(What you have to do): Update the rows below so that every instance of "JAC" becomes "Judicial Appointments Commission", leaving all other text as it is. Reproduce every row but leave out the pictures.

Coordinate annotation records
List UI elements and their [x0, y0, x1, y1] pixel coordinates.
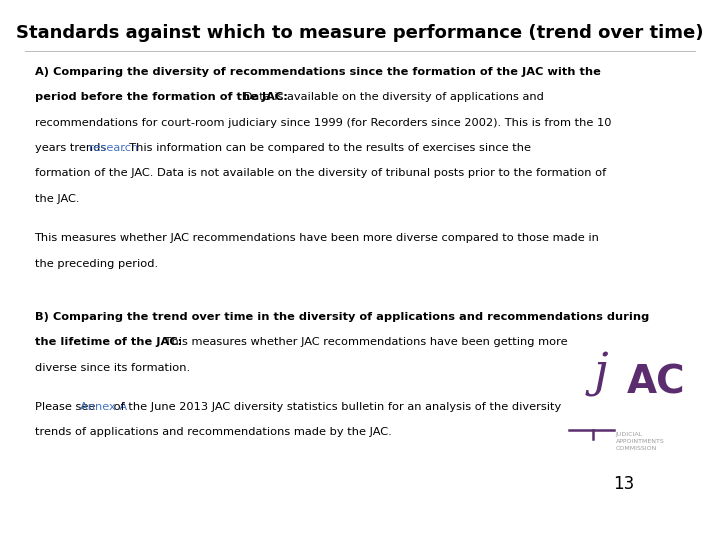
- Text: Standards against which to measure performance (trend over time): Standards against which to measure perfo…: [17, 24, 703, 42]
- Text: AC: AC: [626, 363, 685, 401]
- Text: recommendations for court-room judiciary since 1999 (for Recorders since 2002). : recommendations for court-room judiciary…: [35, 118, 611, 128]
- Text: of the June 2013 JAC diversity statistics bulletin for an analysis of the divers: of the June 2013 JAC diversity statistic…: [109, 402, 561, 412]
- Text: A) Comparing the diversity of recommendations since the formation of the JAC wit: A) Comparing the diversity of recommenda…: [35, 67, 600, 77]
- Text: Please see: Please see: [35, 402, 99, 412]
- Text: JUDICIAL
APPOINTMENTS
COMMISSION: JUDICIAL APPOINTMENTS COMMISSION: [616, 432, 665, 451]
- Text: . This information can be compared to the results of exercises since the: . This information can be compared to th…: [122, 143, 531, 153]
- Text: period before the formation of the JAC:: period before the formation of the JAC:: [35, 92, 287, 103]
- Text: 13: 13: [613, 475, 635, 493]
- Text: trends of applications and recommendations made by the JAC.: trends of applications and recommendatio…: [35, 427, 391, 437]
- Text: This measures whether JAC recommendations have been more diverse compared to tho: This measures whether JAC recommendation…: [35, 233, 600, 243]
- Text: Data is available on the diversity of applications and: Data is available on the diversity of ap…: [240, 92, 544, 103]
- Text: the preceding period.: the preceding period.: [35, 259, 158, 268]
- Text: formation of the JAC. Data is not available on the diversity of tribunal posts p: formation of the JAC. Data is not availa…: [35, 168, 606, 179]
- Text: years trends: years trends: [35, 143, 109, 153]
- Text: the lifetime of the JAC:: the lifetime of the JAC:: [35, 338, 182, 347]
- Text: This measures whether JAC recommendations have been getting more: This measures whether JAC recommendation…: [161, 338, 567, 347]
- Text: Annex A: Annex A: [81, 402, 127, 412]
- Text: the JAC.: the JAC.: [35, 194, 79, 204]
- Text: research: research: [89, 143, 138, 153]
- Text: diverse since its formation.: diverse since its formation.: [35, 363, 189, 373]
- Text: j: j: [594, 352, 608, 397]
- Text: B) Comparing the trend over time in the diversity of applications and recommenda: B) Comparing the trend over time in the …: [35, 312, 649, 322]
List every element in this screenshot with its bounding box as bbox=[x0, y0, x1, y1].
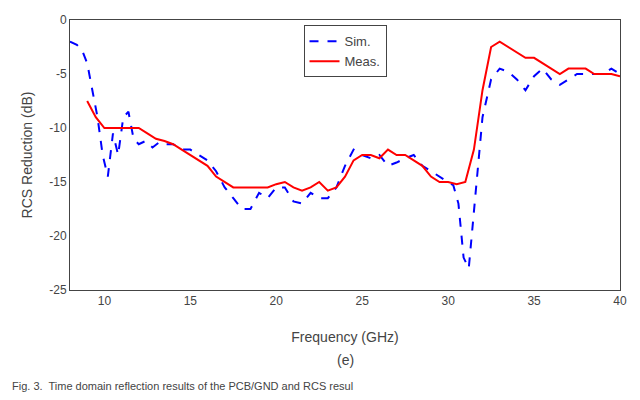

(Written answer):
List UI elements and their [x0, y0, x1, y1] pixel coordinates.
- Text: Standards against which to measure performance (trend over time): Standards against which to measure perfo…: [17, 24, 703, 42]
- Text: AC: AC: [626, 363, 685, 401]
- Text: recommendations for court-room judiciary since 1999 (for Recorders since 2002). : recommendations for court-room judiciary…: [35, 118, 611, 128]
- Text: of the June 2013 Judicial Appointments Commission diversity statistics bulletin for an analysis of the divers: of the June 2013 Judicial Appointments Commission diversity statistic…: [109, 402, 561, 412]
- Text: A) Comparing the diversity of recommendations since the formation of the Judicial Appointments Commission wit: A) Comparing the diversity of recommenda…: [35, 67, 600, 77]
- Text: Please see: Please see: [35, 402, 99, 412]
- Text: JUDICIAL
APPOINTMENTS
COMMISSION: JUDICIAL APPOINTMENTS COMMISSION: [616, 432, 665, 451]
- Text: . This information can be compared to the results of exercises since the: . This information can be compared to th…: [122, 143, 531, 153]
- Text: period before the formation of the Judicial Appointments Commission:: period before the formation of the Judicial Appointments Commission:: [35, 92, 287, 103]
- Text: 13: 13: [613, 475, 635, 493]
- Text: trends of applications and recommendations made by the Judicial Appointments Commission.: trends of applications and recommendatio…: [35, 427, 391, 437]
- Text: This measures whether Judicial Appointments Commission recommendations have been more diverse compared to tho: This measures whether Judicial Appointments Commission recommendation…: [35, 233, 600, 243]
- Text: Data is available on the diversity of applications and: Data is available on the diversity of ap…: [240, 92, 544, 103]
- Text: the preceding period.: the preceding period.: [35, 259, 158, 268]
- Text: formation of the Judicial Appointments Commission. Data is not available on the diversity of tribunal posts p: formation of the Judicial Appointments Commission. Data is not availa…: [35, 168, 606, 179]
- Text: years trends: years trends: [35, 143, 109, 153]
- Text: the lifetime of the Judicial Appointments Commission:: the lifetime of the Judicial Appointments Commission:: [35, 338, 182, 347]
- Text: This measures whether Judicial Appointments Commission recommendations have been getting more: This measures whether Judicial Appointments Commission recommendation…: [161, 338, 567, 347]
- Text: Annex A: Annex A: [81, 402, 127, 412]
- Text: the Judicial Appointments Commission.: the Judicial Appointments Commission.: [35, 194, 79, 204]
- Text: research: research: [89, 143, 138, 153]
- Text: diverse since its formation.: diverse since its formation.: [35, 363, 189, 373]
- Text: j: j: [594, 352, 608, 397]
- Text: B) Comparing the trend over time in the diversity of applications and recommenda: B) Comparing the trend over time in the …: [35, 312, 649, 322]
List every element in this screenshot with its bounding box as bbox=[x0, y0, x1, y1].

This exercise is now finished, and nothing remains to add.